GIVEN REQUEST: Set out each line from the following listing that includes the word "this".

MATERIAL SHOWN:
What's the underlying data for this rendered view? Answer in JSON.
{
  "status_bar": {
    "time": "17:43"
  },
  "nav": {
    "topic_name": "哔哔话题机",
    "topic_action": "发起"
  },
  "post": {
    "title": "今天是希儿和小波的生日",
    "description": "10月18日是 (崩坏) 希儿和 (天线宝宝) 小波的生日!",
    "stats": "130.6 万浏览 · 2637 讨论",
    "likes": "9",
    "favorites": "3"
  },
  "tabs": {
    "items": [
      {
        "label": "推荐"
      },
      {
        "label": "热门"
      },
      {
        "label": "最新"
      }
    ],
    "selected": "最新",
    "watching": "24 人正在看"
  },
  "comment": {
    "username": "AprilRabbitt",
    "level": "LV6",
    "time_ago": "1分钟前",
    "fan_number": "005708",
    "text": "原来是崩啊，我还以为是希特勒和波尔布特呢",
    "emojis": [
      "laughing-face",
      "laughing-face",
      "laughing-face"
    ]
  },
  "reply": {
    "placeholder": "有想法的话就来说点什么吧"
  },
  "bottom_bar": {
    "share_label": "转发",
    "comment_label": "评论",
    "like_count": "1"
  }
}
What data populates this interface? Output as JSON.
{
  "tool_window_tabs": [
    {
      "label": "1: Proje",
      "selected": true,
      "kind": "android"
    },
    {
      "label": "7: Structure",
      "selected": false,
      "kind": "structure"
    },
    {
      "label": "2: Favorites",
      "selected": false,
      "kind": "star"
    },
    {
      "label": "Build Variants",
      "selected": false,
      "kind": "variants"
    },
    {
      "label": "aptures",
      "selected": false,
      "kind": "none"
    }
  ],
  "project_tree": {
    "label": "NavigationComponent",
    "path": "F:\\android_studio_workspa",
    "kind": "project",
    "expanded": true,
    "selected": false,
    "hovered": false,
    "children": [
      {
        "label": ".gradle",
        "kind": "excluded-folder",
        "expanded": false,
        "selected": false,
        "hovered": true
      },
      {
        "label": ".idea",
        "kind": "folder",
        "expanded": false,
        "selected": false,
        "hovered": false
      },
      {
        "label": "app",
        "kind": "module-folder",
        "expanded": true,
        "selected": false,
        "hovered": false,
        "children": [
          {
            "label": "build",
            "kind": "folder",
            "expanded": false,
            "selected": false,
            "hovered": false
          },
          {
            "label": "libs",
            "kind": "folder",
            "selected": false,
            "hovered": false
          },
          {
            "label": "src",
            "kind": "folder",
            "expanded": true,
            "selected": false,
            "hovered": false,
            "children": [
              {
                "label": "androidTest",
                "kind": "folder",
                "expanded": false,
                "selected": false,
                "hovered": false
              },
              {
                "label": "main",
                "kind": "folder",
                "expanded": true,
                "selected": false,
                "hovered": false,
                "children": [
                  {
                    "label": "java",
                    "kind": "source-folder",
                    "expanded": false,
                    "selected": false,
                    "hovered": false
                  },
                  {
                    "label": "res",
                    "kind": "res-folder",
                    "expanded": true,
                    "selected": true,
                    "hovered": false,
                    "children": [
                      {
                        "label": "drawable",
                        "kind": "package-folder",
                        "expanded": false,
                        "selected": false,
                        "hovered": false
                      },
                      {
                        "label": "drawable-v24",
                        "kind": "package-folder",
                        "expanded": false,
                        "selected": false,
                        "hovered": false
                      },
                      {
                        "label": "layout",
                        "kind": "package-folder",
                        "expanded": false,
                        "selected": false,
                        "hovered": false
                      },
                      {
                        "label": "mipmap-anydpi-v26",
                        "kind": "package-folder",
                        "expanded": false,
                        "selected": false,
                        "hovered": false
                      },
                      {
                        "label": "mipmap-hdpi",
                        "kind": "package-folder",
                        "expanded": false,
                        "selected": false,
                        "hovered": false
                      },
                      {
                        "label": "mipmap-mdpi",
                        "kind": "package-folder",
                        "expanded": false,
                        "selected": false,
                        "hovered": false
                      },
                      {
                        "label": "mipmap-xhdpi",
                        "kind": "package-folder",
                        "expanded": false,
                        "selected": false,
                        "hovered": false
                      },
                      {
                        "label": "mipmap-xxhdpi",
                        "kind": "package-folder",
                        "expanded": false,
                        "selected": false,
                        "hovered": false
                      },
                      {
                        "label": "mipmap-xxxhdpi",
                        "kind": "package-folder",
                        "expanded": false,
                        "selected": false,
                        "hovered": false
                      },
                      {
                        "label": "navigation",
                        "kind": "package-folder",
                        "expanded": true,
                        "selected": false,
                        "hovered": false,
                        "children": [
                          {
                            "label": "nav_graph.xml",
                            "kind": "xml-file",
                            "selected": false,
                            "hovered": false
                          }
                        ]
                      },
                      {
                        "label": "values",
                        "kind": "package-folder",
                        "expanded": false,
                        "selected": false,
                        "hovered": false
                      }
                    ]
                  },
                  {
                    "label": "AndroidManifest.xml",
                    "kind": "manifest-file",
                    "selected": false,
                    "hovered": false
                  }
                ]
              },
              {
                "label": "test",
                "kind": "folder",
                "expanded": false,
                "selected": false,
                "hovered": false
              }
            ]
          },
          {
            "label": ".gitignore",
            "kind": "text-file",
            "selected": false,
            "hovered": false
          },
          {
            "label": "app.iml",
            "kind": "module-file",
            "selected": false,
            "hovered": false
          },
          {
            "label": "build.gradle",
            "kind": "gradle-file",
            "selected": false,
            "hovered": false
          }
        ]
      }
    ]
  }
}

TASK ANSWER:
What's the underlying data for this rendered view? Answer in JSON.
What data populates this interface? Output as JSON.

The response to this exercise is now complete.